---------- Exercise material

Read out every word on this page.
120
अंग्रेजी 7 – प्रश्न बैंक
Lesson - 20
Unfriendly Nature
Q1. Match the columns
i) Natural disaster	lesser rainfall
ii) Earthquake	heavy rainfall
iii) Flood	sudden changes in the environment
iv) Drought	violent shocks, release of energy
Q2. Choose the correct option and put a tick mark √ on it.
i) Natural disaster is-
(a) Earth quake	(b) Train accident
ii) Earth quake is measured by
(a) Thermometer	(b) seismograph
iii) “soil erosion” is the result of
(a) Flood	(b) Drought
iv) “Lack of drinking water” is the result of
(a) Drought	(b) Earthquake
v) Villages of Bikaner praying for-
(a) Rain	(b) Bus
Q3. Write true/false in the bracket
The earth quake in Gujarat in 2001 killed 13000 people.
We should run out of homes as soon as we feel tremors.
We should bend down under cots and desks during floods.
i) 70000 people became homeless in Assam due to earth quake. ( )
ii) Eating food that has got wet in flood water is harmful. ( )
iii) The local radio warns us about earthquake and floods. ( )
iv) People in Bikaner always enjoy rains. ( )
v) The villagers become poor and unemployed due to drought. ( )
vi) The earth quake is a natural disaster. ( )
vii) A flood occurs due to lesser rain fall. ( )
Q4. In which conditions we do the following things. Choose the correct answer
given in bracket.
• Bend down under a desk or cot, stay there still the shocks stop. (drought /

--------------------

Display every line of the listing that contains the string "bracket".

- **Answer in full**
Q3. Write true/false in the bracket
given in bracket.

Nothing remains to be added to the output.